_Extracted data_
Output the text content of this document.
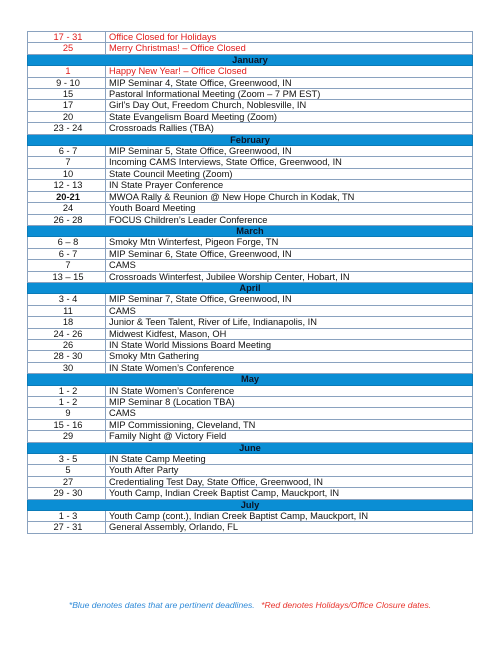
17 - 31	Office Closed for Holidays
25	Merry Christmas! – Office Closed
January	
1	Happy New Year! – Office Closed
9 - 10	MIP Seminar 4, State Office, Greenwood, IN
15	Pastoral Informational Meeting (Zoom – 7 PM EST)
17	Girl’s Day Out, Freedom Church, Noblesville, IN
20	State Evangelism Board Meeting (Zoom)
23 - 24	Crossroads Rallies (TBA)
February	
6 - 7	MIP Seminar 5, State Office, Greenwood, IN
7	Incoming CAMS Interviews, State Office, Greenwood, IN
10	State Council Meeting (Zoom)
12 - 13	IN State Prayer Conference
20-21	MWOA Rally & Reunion @ New Hope Church in Kodak, TN
24	Youth Board Meeting
26 - 28	FOCUS Children’s Leader Conference
March	
6 – 8	Smoky Mtn Winterfest, Pigeon Forge, TN
6 - 7	MIP Seminar 6, State Office, Greenwood, IN
7	CAMS
13 – 15	Crossroads Winterfest, Jubilee Worship Center, Hobart, IN
April	
3 - 4	MIP Seminar 7, State Office, Greenwood, IN
11	CAMS
18	Junior & Teen Talent, River of Life, Indianapolis, IN
24 - 26	Midwest Kidfest, Mason, OH
26	IN State World Missions Board Meeting
28 - 30	Smoky Mtn Gathering
30	IN State Women’s Conference
May	
1 - 2	IN State Women’s Conference
1 - 2	MIP Seminar 8 (Location TBA)
9	CAMS
15 - 16	MIP Commissioning, Cleveland, TN
29	Family Night @ Victory Field
June	
3 - 5	IN State Camp Meeting
5	Youth After Party
27	Credentialing Test Day, State Office, Greenwood, IN
29 - 30	Youth Camp, Indian Creek Baptist Camp, Mauckport, IN
July	
1 - 3	Youth Camp (cont.), Indian Creek Baptist Camp, Mauckport, IN
27 - 31	General Assembly, Orlando, FL
*Blue denotes dates that are pertinent deadlines. *Red denotes Holidays/Office Closure dates.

_Problem details_
Extract each line holding the word "Women" from the records.

_Task output_
30	IN State Women’s Conference
1 - 2	IN State Women’s Conference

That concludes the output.